[Dataset items]
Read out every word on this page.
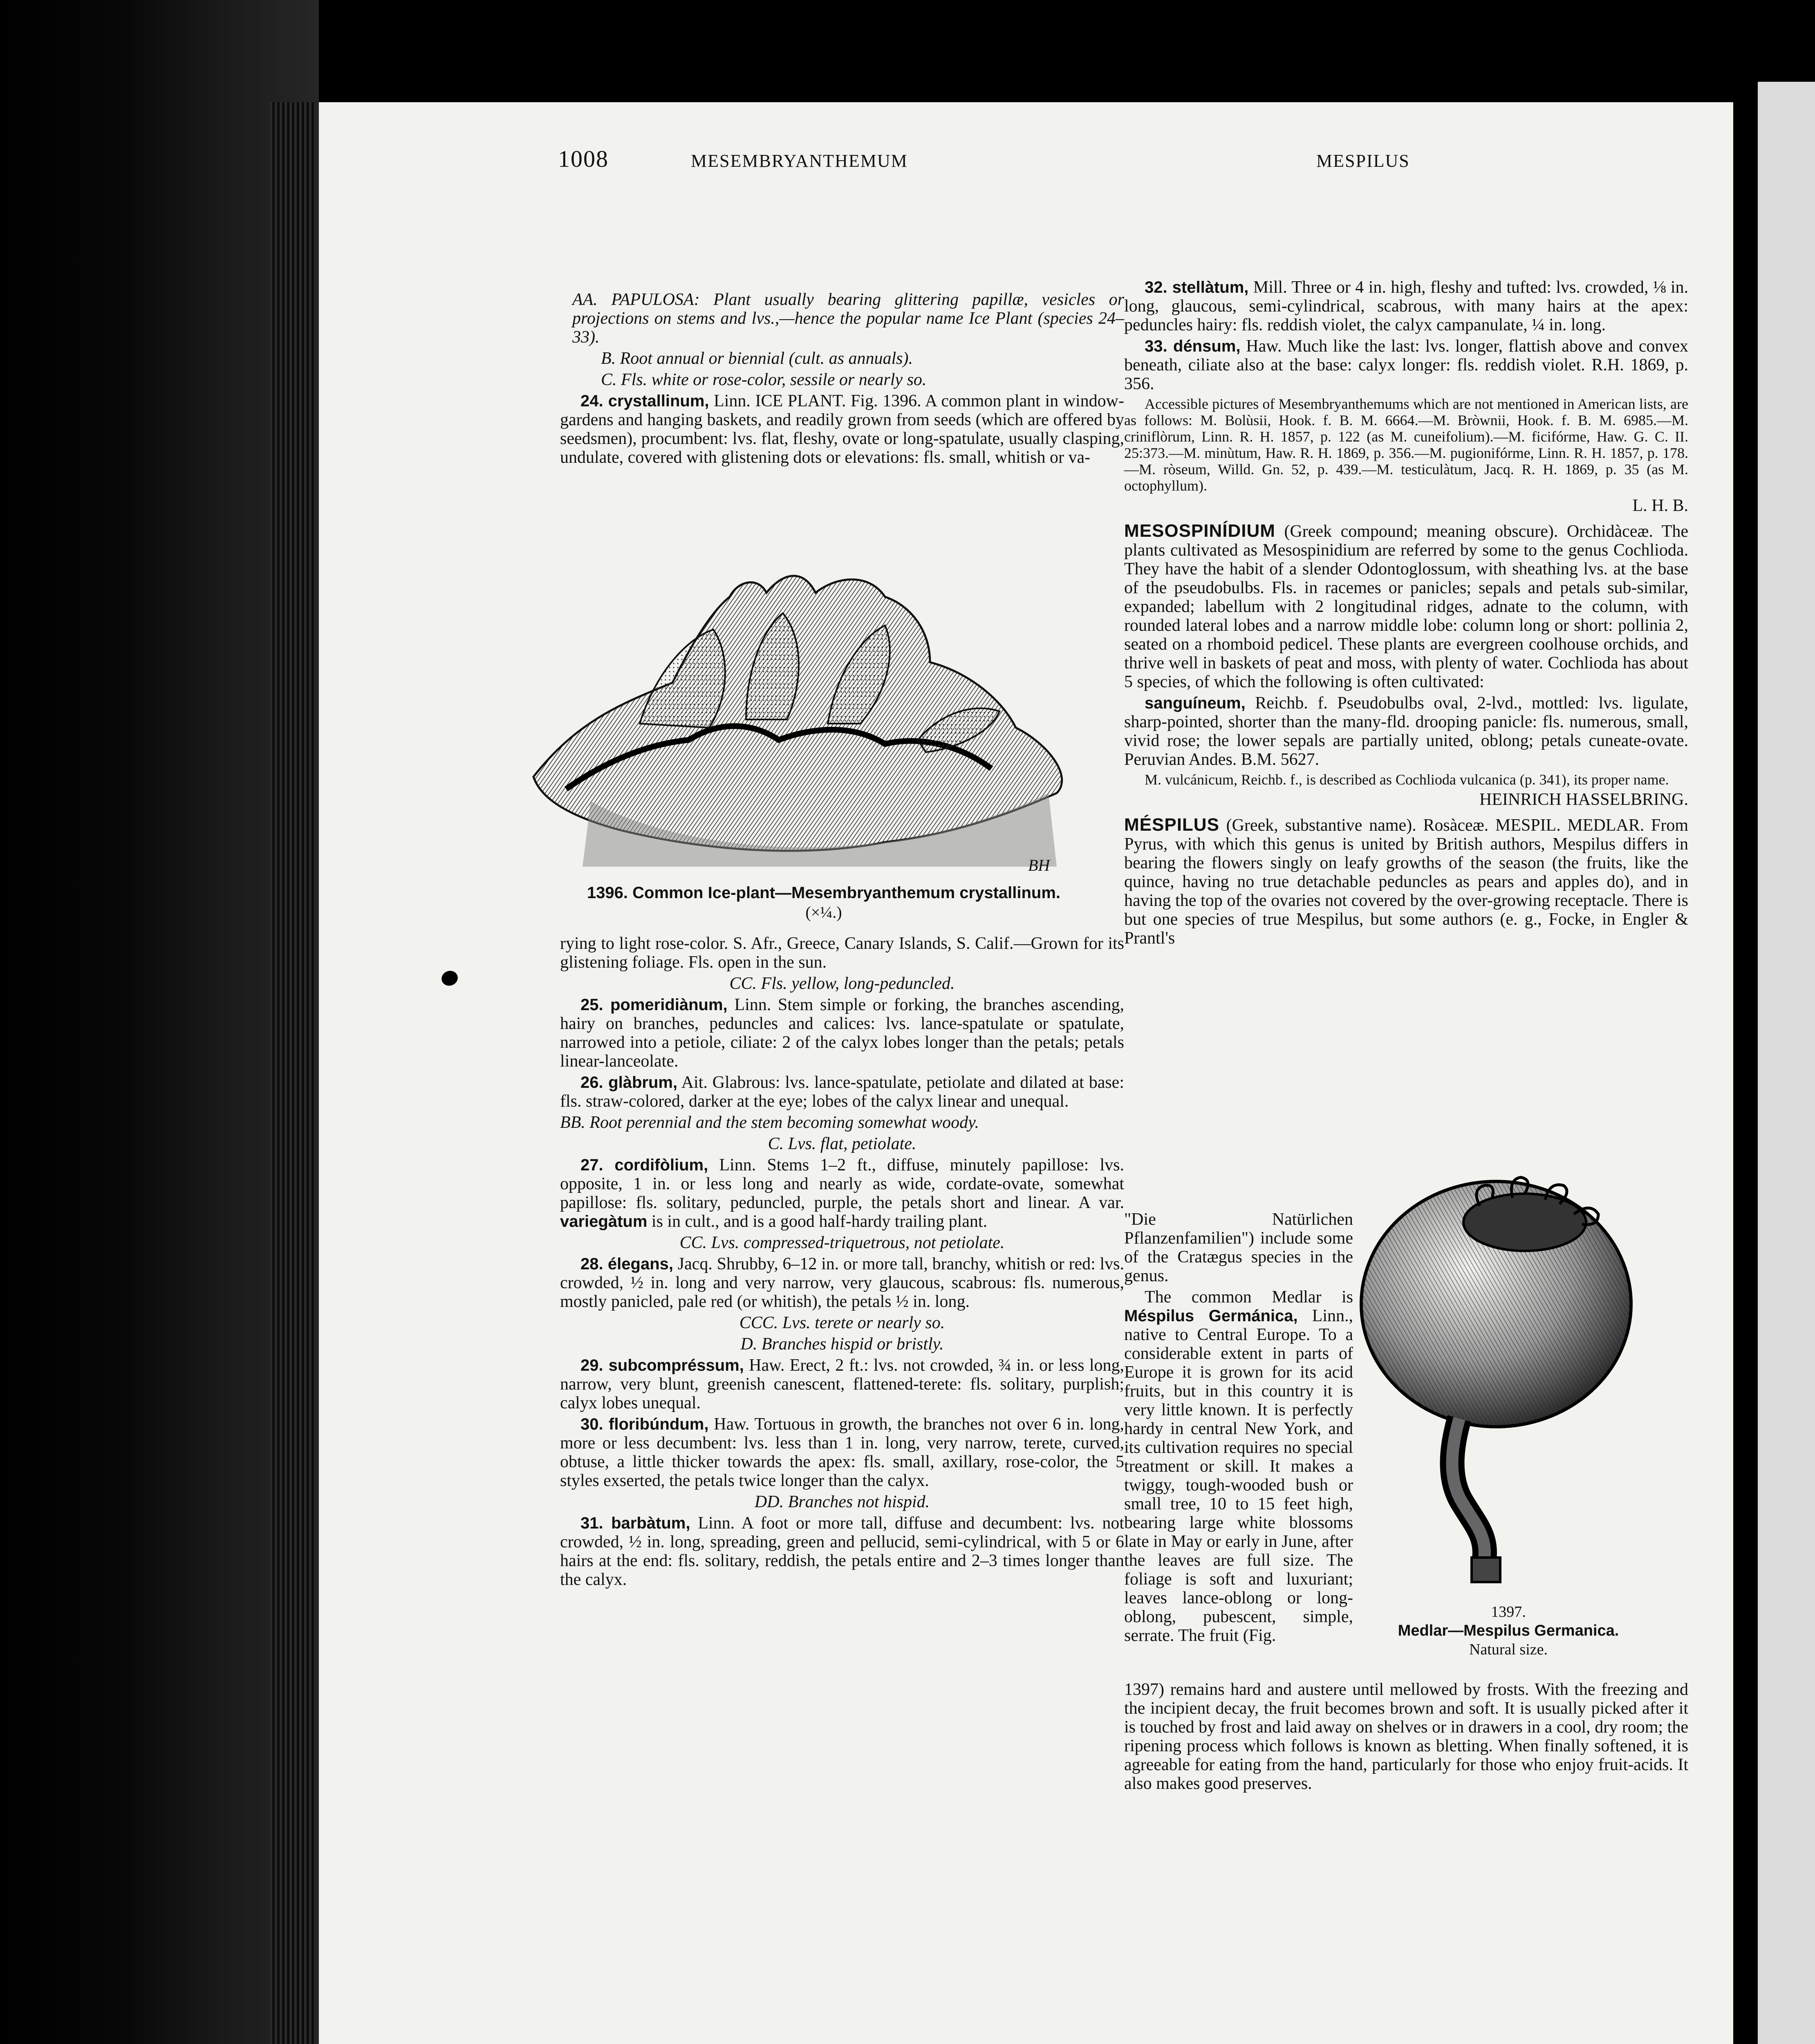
1008	MESEMBRYANTHEMUM	MESPILUS

AA. PAPULOSA: Plant usually bearing glittering papillæ, vesicles or projections on stems and lvs.,—hence the popular name Ice Plant (species 24–33).

B. Root annual or biennial (cult. as annuals).

C. Fls. white or rose-color, sessile or nearly so.

24. crystallinum, Linn. ICE PLANT. Fig. 1396. A common plant in window-gardens and hanging baskets, and readily grown from seeds (which are offered by seedsmen), procumbent: lvs. flat, fleshy, ovate or long-spatulate, usually clasping, undulate, covered with glistening dots or elevations: fls. small, whitish or va-

BH
1396. Common Ice-plant—Mesembryanthemum crystallinum.
(×¼.)

rying to light rose-color. S. Afr., Greece, Canary Islands, S. Calif.—Grown for its glistening foliage. Fls. open in the sun.

CC. Fls. yellow, long-peduncled.

25. pomeridiànum, Linn. Stem simple or forking, the branches ascending, hairy on branches, peduncles and calices: lvs. lance-spatulate or spatulate, narrowed into a petiole, ciliate: 2 of the calyx lobes longer than the petals; petals linear-lanceolate.

26. glàbrum, Ait. Glabrous: lvs. lance-spatulate, petiolate and dilated at base: fls. straw-colored, darker at the eye; lobes of the calyx linear and unequal.

BB. Root perennial and the stem becoming somewhat woody.

C. Lvs. flat, petiolate.

27. cordifòlium, Linn. Stems 1–2 ft., diffuse, minutely papillose: lvs. opposite, 1 in. or less long and nearly as wide, cordate-ovate, somewhat papillose: fls. solitary, peduncled, purple, the petals short and linear. A var. variegàtum is in cult., and is a good half-hardy trailing plant.

CC. Lvs. compressed-triquetrous, not petiolate.

28. élegans, Jacq. Shrubby, 6–12 in. or more tall, branchy, whitish or red: lvs. crowded, ½ in. long and very narrow, very glaucous, scabrous: fls. numerous, mostly panicled, pale red (or whitish), the petals ½ in. long.

CCC. Lvs. terete or nearly so.

D. Branches hispid or bristly.

29. subcompréssum, Haw. Erect, 2 ft.: lvs. not crowded, ¾ in. or less long, narrow, very blunt, greenish canescent, flattened-terete: fls. solitary, purplish; calyx lobes unequal.

30. floribúndum, Haw. Tortuous in growth, the branches not over 6 in. long, more or less decumbent: lvs. less than 1 in. long, very narrow, terete, curved, obtuse, a little thicker towards the apex: fls. small, axillary, rose-color, the 5 styles exserted, the petals twice longer than the calyx.

DD. Branches not hispid.

31. barbàtum, Linn. A foot or more tall, diffuse and decumbent: lvs. not crowded, ½ in. long, spreading, green and pellucid, semi-cylindrical, with 5 or 6 hairs at the end: fls. solitary, reddish, the petals entire and 2–3 times longer than the calyx.

32. stellàtum, Mill. Three or 4 in. high, fleshy and tufted: lvs. crowded, ⅛ in. long, glaucous, semi-cylindrical, scabrous, with many hairs at the apex: peduncles hairy: fls. reddish violet, the calyx campanulate, ¼ in. long.

33. dénsum, Haw. Much like the last: lvs. longer, flattish above and convex beneath, ciliate also at the base: calyx longer: fls. reddish violet. R.H. 1869, p. 356.

Accessible pictures of Mesembryanthemums which are not mentioned in American lists, are as follows: M. Bolùsii, Hook. f. B. M. 6664.—M. Bròwnii, Hook. f. B. M. 6985.—M. criniflòrum, Linn. R. H. 1857, p. 122 (as M. cuneifolium).—M. ficifórme, Haw. G. C. II. 25:373.—M. minùtum, Haw. R. H. 1869, p. 356.—M. pugionifórme, Linn. R. H. 1857, p. 178.—M. ròseum, Willd. Gn. 52, p. 439.—M. testiculàtum, Jacq. R. H. 1869, p. 35 (as M. octophyllum).

L. H. B.

MESOSPINÍDIUM (Greek compound; meaning obscure). Orchidàceæ. The plants cultivated as Mesospinidium are referred by some to the genus Cochlioda. They have the habit of a slender Odontoglossum, with sheathing lvs. at the base of the pseudobulbs. Fls. in racemes or panicles; sepals and petals sub-similar, expanded; labellum with 2 longitudinal ridges, adnate to the column, with rounded lateral lobes and a narrow middle lobe: column long or short: pollinia 2, seated on a rhomboid pedicel. These plants are evergreen coolhouse orchids, and thrive well in baskets of peat and moss, with plenty of water. Cochlioda has about 5 species, of which the following is often cultivated:

sanguíneum, Reichb. f. Pseudobulbs oval, 2-lvd., mottled: lvs. ligulate, sharp-pointed, shorter than the many-fld. drooping panicle: fls. numerous, small, vivid rose; the lower sepals are partially united, oblong; petals cuneate-ovate. Peruvian Andes. B.M. 5627.

M. vulcánicum, Reichb. f., is described as Cochlioda vulcanica (p. 341), its proper name.

HEINRICH HASSELBRING.

MÉSPILUS (Greek, substantive name). Rosàceæ. MESPIL. MEDLAR. From Pyrus, with which this genus is united by British authors, Mespilus differs in bearing the flowers singly on leafy growths of the season (the fruits, like the quince, having no true detachable peduncles as pears and apples do), and in having the top of the ovaries not covered by the over-growing receptacle. There is but one species of true Mespilus, but some authors (e. g., Focke, in Engler & Prantl's

"Die Natürlichen Pflanzenfamilien") include some of the Cratægus species in the genus.

The common Medlar is Méspilus Germánica, Linn., native to Central Europe. To a considerable extent in parts of Europe it is grown for its acid fruits, but in this country it is very little known. It is perfectly hardy in central New York, and its cultivation requires no special treatment or skill. It makes a twiggy, tough-wooded bush or small tree, 10 to 15 feet high, bearing large white blossoms late in May or early in June, after the leaves are full size. The foliage is soft and luxuriant; leaves lance-oblong or long-oblong, pubescent, simple, serrate. The fruit (Fig.

1397.
Medlar—Mespilus Germanica.
Natural size.

1397) remains hard and austere until mellowed by frosts. With the freezing and the incipient decay, the fruit becomes brown and soft. It is usually picked after it is touched by frost and laid away on shelves or in drawers in a cool, dry room; the ripening process which follows is known as bletting. When finally softened, it is agreeable for eating from the hand, particularly for those who enjoy fruit-acids. It also makes good preserves.
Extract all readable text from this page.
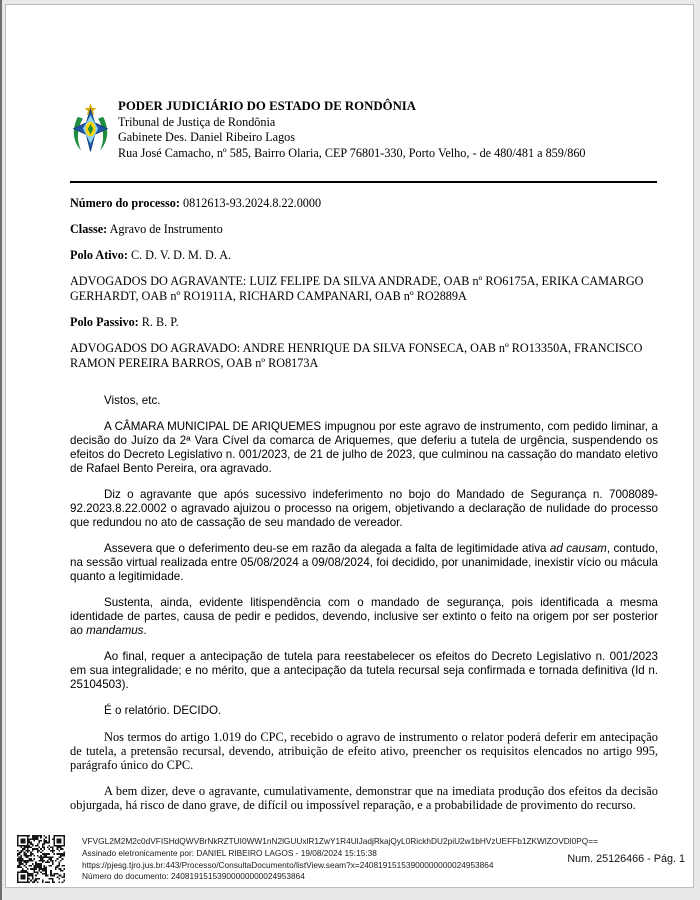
PODER JUDICIÁRIO DO ESTADO DE RONDÔNIA

Tribunal de Justiça de Rondônia

Gabinete Des. Daniel Ribeiro Lagos

Rua José Camacho, nº 585, Bairro Olaria, CEP 76801-330, Porto Velho, - de 480/481 a 859/860

Número do processo: 0812613-93.2024.8.22.0000

Classe: Agravo de Instrumento

Polo Ativo: C. D. V. D. M. D. A.

ADVOGADOS DO AGRAVANTE: LUIZ FELIPE DA SILVA ANDRADE, OAB nº RO6175A, ERIKA CAMARGO GERHARDT, OAB nº RO1911A, RICHARD CAMPANARI, OAB nº RO2889A

Polo Passivo: R. B. P.

ADVOGADOS DO AGRAVADO: ANDRE HENRIQUE DA SILVA FONSECA, OAB nº RO13350A, FRANCISCO RAMON PEREIRA BARROS, OAB nº RO8173A

Vistos, etc.

A CÂMARA MUNICIPAL DE ARIQUEMES impugnou por este agravo de instrumento, com pedido liminar, a decisão do Juízo da 2ª Vara Cível da comarca de Ariquemes, que deferiu a tutela de urgência, suspendendo os efeitos do Decreto Legislativo n. 001/2023, de 21 de julho de 2023, que culminou na cassação do mandato eletivo de Rafael Bento Pereira, ora agravado.

Diz o agravante que após sucessivo indeferimento no bojo do Mandado de Segurança n. 7008089-92.2023.8.22.0002 o agravado ajuizou o processo na origem, objetivando a declaração de nulidade do processo que redundou no ato de cassação de seu mandado de vereador.

Assevera que o deferimento deu-se em razão da alegada a falta de legitimidade ativa ad causam, contudo, na sessão virtual realizada entre 05/08/2024 a 09/08/2024, foi decidido, por unanimidade, inexistir vício ou mácula quanto a legitimidade.

Sustenta, ainda, evidente litispendência com o mandado de segurança, pois identificada a mesma identidade de partes, causa de pedir e pedidos, devendo, inclusive ser extinto o feito na origem por ser posterior ao mandamus.

Ao final, requer a antecipação de tutela para reestabelecer os efeitos do Decreto Legislativo n. 001/2023 em sua integralidade; e no mérito, que a antecipação da tutela recursal seja confirmada e tornada definitiva (Id n. 25104503).

É o relatório. DECIDO.

Nos termos do artigo 1.019 do CPC, recebido o agravo de instrumento o relator poderá deferir em antecipação de tutela, a pretensão recursal, devendo, atribuição de efeito ativo, preencher os requisitos elencados no artigo 995, parágrafo único do CPC.

A bem dizer, deve o agravante, cumulativamente, demonstrar que na imediata produção dos efeitos da decisão objurgada, há risco de dano grave, de difícil ou impossível reparação, e a probabilidade de provimento do recurso.

VFVGL2M2M2c0dVFISHdQWVBrNkRZTUI0WW1nN2lGUUxlR1ZwY1R4UlJadjRkajQyL0RickhDU2piU2w1bHVzUEFFb1ZKWlZOVDl0PQ==
Assinado eletronicamente por: DANIEL RIBEIRO LAGOS - 19/08/2024 15:15:38
https://pjesg.tjro.jus.br:443/Processo/ConsultaDocumento/listView.seam?x=24081915153900000000024953864
Número do documento: 24081915153900000000024953864
Num. 25126466 - Pág. 1
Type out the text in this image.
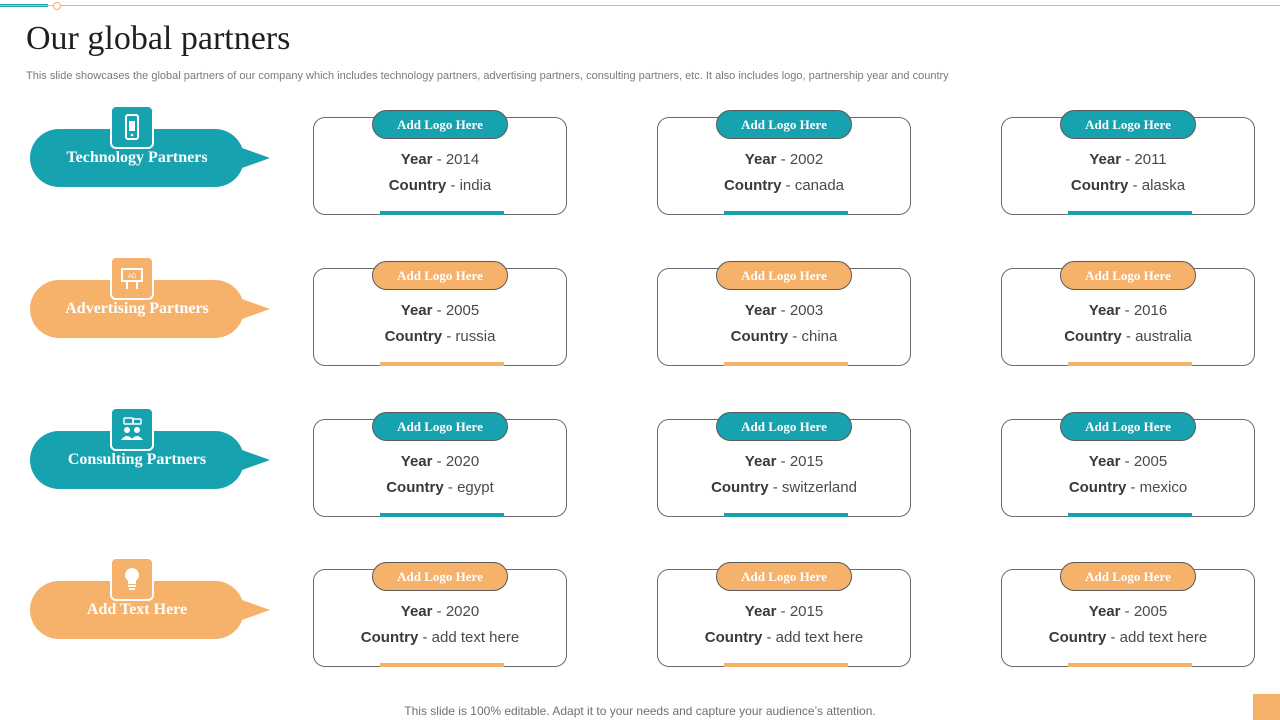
Our global partners
This slide showcases the global partners of our company which includes technology partners, advertising partners, consulting partners, etc. It also includes logo, partnership year and country
Technology Partners
Add Logo Here
Year - 2014
Country - india
Add Logo Here
Year - 2002
Country - canada
Add Logo Here
Year - 2011
Country - alaska
Advertising Partners
AD	Add Logo Here
Year - 2005
Country - russia
Add Logo Here
Year - 2003
Country - china
Add Logo Here
Year - 2016
Country - australia
Consulting Partners
Add Logo Here
Year - 2020
Country - egypt
Add Logo Here
Year - 2015
Country - switzerland
Add Logo Here
Year - 2005
Country - mexico
Add Text Here
Add Logo Here
Year - 2020
Country - add text here
Add Logo Here
Year - 2015
Country - add text here
Add Logo Here
Year - 2005
Country - add text here
This slide is 100% editable. Adapt it to your needs and capture your audience’s attention.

> **GIVEN EXERCISE**:
Take only the line containing "Type out the text in this image." and every line after it to the end of the entries, and copy them exactly, pictures excluded.

> **ANSWER TO THE EXERCISE**:
Type out the text in this image.
Our global partners
This slide showcases the global partners of our company which includes technology partners, advertising partners, consulting partners, etc. It also includes logo, partnership year and country
Technology Partners
Add Logo Here
Year - 2014
Country - india
Add Logo Here
Year - 2002
Country - canada
Add Logo Here
Year - 2011
Country - alaska
Advertising Partners
AD	Add Logo Here
Year - 2005
Country - russia
Add Logo Here
Year - 2003
Country - china
Add Logo Here
Year - 2016
Country - australia
Consulting Partners
Add Logo Here
Year - 2020
Country - egypt
Add Logo Here
Year - 2015
Country - switzerland
Add Logo Here
Year - 2005
Country - mexico
Add Text Here
Add Logo Here
Year - 2020
Country - add text here
Add Logo Here
Year - 2015
Country - add text here
Add Logo Here
Year - 2005
Country - add text here
This slide is 100% editable. Adapt it to your needs and capture your audience’s attention.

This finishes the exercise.